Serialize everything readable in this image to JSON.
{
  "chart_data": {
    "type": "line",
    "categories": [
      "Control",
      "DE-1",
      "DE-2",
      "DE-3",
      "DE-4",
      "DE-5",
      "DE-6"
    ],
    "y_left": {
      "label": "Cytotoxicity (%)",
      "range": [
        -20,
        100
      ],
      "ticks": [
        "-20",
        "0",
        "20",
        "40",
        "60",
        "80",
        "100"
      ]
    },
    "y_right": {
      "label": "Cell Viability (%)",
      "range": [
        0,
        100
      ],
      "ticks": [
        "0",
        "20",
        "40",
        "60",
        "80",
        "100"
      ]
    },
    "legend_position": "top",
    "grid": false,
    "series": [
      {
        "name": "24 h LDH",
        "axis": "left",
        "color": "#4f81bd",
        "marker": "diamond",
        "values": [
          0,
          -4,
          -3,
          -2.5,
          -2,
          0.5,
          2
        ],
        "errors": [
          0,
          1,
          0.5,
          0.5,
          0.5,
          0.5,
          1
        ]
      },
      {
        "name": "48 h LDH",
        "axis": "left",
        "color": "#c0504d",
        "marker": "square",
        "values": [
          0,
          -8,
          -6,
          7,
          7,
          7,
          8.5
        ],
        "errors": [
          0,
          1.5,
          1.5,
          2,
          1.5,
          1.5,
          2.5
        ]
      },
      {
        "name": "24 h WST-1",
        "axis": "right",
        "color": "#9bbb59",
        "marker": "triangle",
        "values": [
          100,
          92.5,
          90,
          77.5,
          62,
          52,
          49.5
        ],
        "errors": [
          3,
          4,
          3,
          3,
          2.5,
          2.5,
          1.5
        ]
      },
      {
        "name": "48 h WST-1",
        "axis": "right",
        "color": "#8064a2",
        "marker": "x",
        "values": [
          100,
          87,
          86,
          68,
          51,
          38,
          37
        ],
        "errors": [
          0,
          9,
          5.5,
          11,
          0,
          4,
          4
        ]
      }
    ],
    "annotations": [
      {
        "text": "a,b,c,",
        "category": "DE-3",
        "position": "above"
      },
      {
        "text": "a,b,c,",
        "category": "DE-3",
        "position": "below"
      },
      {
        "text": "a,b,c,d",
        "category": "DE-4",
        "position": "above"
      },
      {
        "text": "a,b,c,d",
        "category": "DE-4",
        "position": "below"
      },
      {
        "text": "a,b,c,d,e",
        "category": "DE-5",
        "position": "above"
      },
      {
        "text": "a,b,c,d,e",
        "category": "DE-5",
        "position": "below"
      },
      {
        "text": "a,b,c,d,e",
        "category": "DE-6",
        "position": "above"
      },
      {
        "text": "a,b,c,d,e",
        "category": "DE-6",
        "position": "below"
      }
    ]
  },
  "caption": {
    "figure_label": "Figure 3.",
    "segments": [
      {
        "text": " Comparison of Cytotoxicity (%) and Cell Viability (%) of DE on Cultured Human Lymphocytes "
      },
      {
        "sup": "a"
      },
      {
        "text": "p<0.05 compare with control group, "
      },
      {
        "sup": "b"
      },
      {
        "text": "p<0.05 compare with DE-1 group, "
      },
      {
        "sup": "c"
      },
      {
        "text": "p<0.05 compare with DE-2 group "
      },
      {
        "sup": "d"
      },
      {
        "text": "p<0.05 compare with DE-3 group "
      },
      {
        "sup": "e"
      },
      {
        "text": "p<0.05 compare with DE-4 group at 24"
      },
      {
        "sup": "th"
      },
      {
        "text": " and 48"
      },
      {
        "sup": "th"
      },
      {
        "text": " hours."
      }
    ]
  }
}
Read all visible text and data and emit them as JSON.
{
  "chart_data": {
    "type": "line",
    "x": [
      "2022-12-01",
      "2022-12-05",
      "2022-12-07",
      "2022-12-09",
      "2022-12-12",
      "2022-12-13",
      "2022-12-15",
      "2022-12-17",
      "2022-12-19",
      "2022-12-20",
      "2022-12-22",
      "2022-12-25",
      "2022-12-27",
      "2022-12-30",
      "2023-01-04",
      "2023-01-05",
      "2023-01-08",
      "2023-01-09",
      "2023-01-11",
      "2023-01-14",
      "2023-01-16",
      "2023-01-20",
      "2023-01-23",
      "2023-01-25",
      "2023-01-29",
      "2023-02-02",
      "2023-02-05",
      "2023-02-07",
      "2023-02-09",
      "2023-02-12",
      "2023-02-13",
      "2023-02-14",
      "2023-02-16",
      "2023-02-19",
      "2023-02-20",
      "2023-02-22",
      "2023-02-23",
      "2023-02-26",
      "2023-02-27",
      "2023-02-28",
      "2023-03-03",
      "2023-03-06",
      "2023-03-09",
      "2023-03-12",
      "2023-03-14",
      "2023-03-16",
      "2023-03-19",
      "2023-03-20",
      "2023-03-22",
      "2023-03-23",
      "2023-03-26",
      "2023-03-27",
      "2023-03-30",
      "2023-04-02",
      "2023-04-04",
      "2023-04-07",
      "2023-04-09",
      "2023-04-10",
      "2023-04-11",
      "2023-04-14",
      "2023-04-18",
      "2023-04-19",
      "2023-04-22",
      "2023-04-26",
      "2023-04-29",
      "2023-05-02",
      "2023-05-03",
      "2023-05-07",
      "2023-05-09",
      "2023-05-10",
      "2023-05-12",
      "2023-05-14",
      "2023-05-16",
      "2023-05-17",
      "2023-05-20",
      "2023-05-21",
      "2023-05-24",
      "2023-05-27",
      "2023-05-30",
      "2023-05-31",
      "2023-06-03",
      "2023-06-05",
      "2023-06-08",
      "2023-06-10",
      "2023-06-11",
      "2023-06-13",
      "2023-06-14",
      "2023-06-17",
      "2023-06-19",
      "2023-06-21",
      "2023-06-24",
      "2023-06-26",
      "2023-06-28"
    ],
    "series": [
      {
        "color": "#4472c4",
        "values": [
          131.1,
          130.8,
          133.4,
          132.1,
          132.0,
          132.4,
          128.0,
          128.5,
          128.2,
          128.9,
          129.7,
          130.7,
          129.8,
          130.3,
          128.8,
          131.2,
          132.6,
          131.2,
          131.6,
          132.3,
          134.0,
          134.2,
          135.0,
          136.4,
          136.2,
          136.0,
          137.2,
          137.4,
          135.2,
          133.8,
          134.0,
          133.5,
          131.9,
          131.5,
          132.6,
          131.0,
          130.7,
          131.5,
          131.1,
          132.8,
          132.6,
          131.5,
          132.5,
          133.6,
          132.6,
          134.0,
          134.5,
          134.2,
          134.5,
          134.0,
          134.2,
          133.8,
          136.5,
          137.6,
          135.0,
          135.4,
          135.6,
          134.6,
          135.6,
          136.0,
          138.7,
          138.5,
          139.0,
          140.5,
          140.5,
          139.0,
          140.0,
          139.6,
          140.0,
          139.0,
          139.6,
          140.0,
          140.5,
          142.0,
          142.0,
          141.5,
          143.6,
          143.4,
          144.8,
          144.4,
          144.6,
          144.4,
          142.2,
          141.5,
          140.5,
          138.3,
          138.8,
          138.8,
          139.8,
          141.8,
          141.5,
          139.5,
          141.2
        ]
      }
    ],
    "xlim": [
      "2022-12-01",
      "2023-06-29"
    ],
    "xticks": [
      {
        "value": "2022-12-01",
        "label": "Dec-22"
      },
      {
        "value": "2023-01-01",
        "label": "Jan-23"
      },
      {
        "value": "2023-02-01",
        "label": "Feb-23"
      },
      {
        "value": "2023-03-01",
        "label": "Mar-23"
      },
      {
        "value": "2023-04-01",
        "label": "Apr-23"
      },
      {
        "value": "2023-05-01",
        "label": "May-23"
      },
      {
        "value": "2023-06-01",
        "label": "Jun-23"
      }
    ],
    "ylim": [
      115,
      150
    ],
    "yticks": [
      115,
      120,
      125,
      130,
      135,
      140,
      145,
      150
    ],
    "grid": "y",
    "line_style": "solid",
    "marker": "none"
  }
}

PROBLEM REQUIREMENTS: Find the lines with the string "color" and reproduce them.

OUTPUT:
        "color": "#4f81bd",
        "color": "#c0504d",
        "color": "#9bbb59",
        "color": "#8064a2",
        "color": "#4472c4",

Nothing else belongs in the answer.